§ SET PROBLEM: Every entry that follows should be reproduced exactly.

§ Data entries:
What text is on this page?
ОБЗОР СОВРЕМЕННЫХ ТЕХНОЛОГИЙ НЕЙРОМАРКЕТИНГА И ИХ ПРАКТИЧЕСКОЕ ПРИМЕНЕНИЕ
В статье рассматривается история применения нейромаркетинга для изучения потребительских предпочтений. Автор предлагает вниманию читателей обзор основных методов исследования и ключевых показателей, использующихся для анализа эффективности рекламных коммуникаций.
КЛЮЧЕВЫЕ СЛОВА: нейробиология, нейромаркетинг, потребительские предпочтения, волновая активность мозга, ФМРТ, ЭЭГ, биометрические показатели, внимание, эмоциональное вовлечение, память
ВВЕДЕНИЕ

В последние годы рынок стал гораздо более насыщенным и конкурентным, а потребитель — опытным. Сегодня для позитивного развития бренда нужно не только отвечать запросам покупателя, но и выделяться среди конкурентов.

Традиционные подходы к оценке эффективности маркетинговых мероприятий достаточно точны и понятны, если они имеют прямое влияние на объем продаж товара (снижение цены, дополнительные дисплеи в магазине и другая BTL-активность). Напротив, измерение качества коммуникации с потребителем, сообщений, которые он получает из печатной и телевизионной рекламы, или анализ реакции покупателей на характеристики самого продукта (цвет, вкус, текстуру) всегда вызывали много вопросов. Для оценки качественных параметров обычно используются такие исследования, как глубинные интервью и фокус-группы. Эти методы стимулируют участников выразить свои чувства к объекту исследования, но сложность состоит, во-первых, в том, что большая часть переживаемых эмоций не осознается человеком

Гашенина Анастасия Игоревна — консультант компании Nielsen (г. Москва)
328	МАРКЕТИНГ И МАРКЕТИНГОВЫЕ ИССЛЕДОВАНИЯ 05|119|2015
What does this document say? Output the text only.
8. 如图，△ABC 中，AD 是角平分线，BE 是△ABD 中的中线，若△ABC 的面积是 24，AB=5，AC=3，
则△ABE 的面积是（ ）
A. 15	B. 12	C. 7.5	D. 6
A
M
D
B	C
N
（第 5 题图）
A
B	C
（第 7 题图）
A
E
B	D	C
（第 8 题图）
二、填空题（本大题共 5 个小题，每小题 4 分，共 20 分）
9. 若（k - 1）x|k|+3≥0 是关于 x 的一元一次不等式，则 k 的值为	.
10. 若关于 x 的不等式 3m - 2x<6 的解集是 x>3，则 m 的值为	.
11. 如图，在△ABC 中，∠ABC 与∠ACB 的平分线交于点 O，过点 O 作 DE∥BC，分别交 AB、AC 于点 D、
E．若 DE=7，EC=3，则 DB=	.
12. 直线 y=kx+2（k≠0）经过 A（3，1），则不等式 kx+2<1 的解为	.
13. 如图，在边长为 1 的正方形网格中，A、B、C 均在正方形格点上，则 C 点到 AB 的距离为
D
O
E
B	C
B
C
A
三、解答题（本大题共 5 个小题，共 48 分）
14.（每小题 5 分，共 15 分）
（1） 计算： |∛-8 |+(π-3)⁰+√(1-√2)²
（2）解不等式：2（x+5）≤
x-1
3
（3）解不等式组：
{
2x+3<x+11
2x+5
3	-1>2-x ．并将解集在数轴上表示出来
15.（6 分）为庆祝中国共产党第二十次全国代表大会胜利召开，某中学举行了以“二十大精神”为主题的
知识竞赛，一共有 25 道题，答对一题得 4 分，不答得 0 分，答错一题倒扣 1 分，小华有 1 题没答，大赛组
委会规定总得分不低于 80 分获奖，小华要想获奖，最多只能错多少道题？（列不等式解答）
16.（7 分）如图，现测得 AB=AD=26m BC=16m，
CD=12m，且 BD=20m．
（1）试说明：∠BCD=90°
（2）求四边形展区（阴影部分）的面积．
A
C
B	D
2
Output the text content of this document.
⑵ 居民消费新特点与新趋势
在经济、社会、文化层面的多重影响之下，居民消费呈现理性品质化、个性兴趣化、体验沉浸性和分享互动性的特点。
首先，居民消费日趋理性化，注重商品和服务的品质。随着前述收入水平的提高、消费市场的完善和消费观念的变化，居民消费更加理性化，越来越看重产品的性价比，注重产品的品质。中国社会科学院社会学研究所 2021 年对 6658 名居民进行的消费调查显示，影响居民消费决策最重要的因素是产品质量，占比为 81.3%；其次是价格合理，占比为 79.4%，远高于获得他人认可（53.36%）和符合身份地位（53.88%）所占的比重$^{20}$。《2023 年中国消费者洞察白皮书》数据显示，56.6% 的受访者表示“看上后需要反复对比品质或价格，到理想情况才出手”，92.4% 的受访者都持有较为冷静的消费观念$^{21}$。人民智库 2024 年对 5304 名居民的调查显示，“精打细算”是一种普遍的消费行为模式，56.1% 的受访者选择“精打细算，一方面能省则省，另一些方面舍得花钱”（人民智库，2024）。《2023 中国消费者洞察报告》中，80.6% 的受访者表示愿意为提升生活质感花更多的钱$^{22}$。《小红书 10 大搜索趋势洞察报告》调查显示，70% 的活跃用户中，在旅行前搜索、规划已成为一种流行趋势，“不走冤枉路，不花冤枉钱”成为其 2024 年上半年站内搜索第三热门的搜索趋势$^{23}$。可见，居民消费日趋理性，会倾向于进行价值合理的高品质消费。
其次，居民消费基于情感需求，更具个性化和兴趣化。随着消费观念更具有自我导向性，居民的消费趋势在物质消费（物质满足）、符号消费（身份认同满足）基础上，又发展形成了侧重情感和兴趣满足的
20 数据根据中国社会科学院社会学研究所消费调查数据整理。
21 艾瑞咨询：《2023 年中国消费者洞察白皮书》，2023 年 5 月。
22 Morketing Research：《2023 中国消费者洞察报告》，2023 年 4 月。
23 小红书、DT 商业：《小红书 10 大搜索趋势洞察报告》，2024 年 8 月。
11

§ ANSWER FOR THE TASK:
What text is on this page?
ОБЗОР СОВРЕМЕННЫХ ТЕХНОЛОГИЙ НЕЙРОМАРКЕТИНГА И ИХ ПРАКТИЧЕСКОЕ ПРИМЕНЕНИЕ
В статье рассматривается история применения нейромаркетинга для изучения потребительских предпочтений. Автор предлагает вниманию читателей обзор основных методов исследования и ключевых показателей, использующихся для анализа эффективности рекламных коммуникаций.
КЛЮЧЕВЫЕ СЛОВА: нейробиология, нейромаркетинг, потребительские предпочтения, волновая активность мозга, ФМРТ, ЭЭГ, биометрические показатели, внимание, эмоциональное вовлечение, память
ВВЕДЕНИЕ

В последние годы рынок стал гораздо более насыщенным и конкурентным, а потребитель — опытным. Сегодня для позитивного развития бренда нужно не только отвечать запросам покупателя, но и выделяться среди конкурентов.

Традиционные подходы к оценке эффективности маркетинговых мероприятий достаточно точны и понятны, если они имеют прямое влияние на объем продаж товара (снижение цены, дополнительные дисплеи в магазине и другая BTL-активность). Напротив, измерение качества коммуникации с потребителем, сообщений, которые он получает из печатной и телевизионной рекламы, или анализ реакции покупателей на характеристики самого продукта (цвет, вкус, текстуру) всегда вызывали много вопросов. Для оценки качественных параметров обычно используются такие исследования, как глубинные интервью и фокус-группы. Эти методы стимулируют участников выразить свои чувства к объекту исследования, но сложность состоит, во-первых, в том, что большая часть переживаемых эмоций не осознается человеком

Гашенина Анастасия Игоревна — консультант компании Nielsen (г. Москва)
328	МАРКЕТИНГ И МАРКЕТИНГОВЫЕ ИССЛЕДОВАНИЯ 05|119|2015
What does this document say? Output the text only.
8. 如图，△ABC 中，AD 是角平分线，BE 是△ABD 中的中线，若△ABC 的面积是 24，AB=5，AC=3，
则△ABE 的面积是（ ）
A. 15	B. 12	C. 7.5	D. 6
A
M
D
B	C
N
（第 5 题图）
A
B	C
（第 7 题图）
A
E
B	D	C
（第 8 题图）
二、填空题（本大题共 5 个小题，每小题 4 分，共 20 分）
9. 若（k - 1）x|k|+3≥0 是关于 x 的一元一次不等式，则 k 的值为	.
10. 若关于 x 的不等式 3m - 2x<6 的解集是 x>3，则 m 的值为	.
11. 如图，在△ABC 中，∠ABC 与∠ACB 的平分线交于点 O，过点 O 作 DE∥BC，分别交 AB、AC 于点 D、
E．若 DE=7，EC=3，则 DB=	.
12. 直线 y=kx+2（k≠0）经过 A（3，1），则不等式 kx+2<1 的解为	.
13. 如图，在边长为 1 的正方形网格中，A、B、C 均在正方形格点上，则 C 点到 AB 的距离为
D
O
E
B	C
B
C
A
三、解答题（本大题共 5 个小题，共 48 分）
14.（每小题 5 分，共 15 分）
（1） 计算： |∛-8 |+(π-3)⁰+√(1-√2)²
（2）解不等式：2（x+5）≤
x-1
3
（3）解不等式组：
{
2x+3<x+11
2x+5
3	-1>2-x ．并将解集在数轴上表示出来
15.（6 分）为庆祝中国共产党第二十次全国代表大会胜利召开，某中学举行了以“二十大精神”为主题的
知识竞赛，一共有 25 道题，答对一题得 4 分，不答得 0 分，答错一题倒扣 1 分，小华有 1 题没答，大赛组
委会规定总得分不低于 80 分获奖，小华要想获奖，最多只能错多少道题？（列不等式解答）
16.（7 分）如图，现测得 AB=AD=26m BC=16m，
CD=12m，且 BD=20m．
（1）试说明：∠BCD=90°
（2）求四边形展区（阴影部分）的面积．
A
C
B	D
2
Output the text content of this document.
⑵ 居民消费新特点与新趋势
在经济、社会、文化层面的多重影响之下，居民消费呈现理性品质化、个性兴趣化、体验沉浸性和分享互动性的特点。
首先，居民消费日趋理性化，注重商品和服务的品质。随着前述收入水平的提高、消费市场的完善和消费观念的变化，居民消费更加理性化，越来越看重产品的性价比，注重产品的品质。中国社会科学院社会学研究所 2021 年对 6658 名居民进行的消费调查显示，影响居民消费决策最重要的因素是产品质量，占比为 81.3%；其次是价格合理，占比为 79.4%，远高于获得他人认可（53.36%）和符合身份地位（53.88%）所占的比重$^{20}$。《2023 年中国消费者洞察白皮书》数据显示，56.6% 的受访者表示“看上后需要反复对比品质或价格，到理想情况才出手”，92.4% 的受访者都持有较为冷静的消费观念$^{21}$。人民智库 2024 年对 5304 名居民的调查显示，“精打细算”是一种普遍的消费行为模式，56.1% 的受访者选择“精打细算，一方面能省则省，另一些方面舍得花钱”（人民智库，2024）。《2023 中国消费者洞察报告》中，80.6% 的受访者表示愿意为提升生活质感花更多的钱$^{22}$。《小红书 10 大搜索趋势洞察报告》调查显示，70% 的活跃用户中，在旅行前搜索、规划已成为一种流行趋势，“不走冤枉路，不花冤枉钱”成为其 2024 年上半年站内搜索第三热门的搜索趋势$^{23}$。可见，居民消费日趋理性，会倾向于进行价值合理的高品质消费。
其次，居民消费基于情感需求，更具个性化和兴趣化。随着消费观念更具有自我导向性，居民的消费趋势在物质消费（物质满足）、符号消费（身份认同满足）基础上，又发展形成了侧重情感和兴趣满足的
20 数据根据中国社会科学院社会学研究所消费调查数据整理。
21 艾瑞咨询：《2023 年中国消费者洞察白皮书》，2023 年 5 月。
22 Morketing Research：《2023 中国消费者洞察报告》，2023 年 4 月。
23 小红书、DT 商业：《小红书 10 大搜索趋势洞察报告》，2024 年 8 月。
11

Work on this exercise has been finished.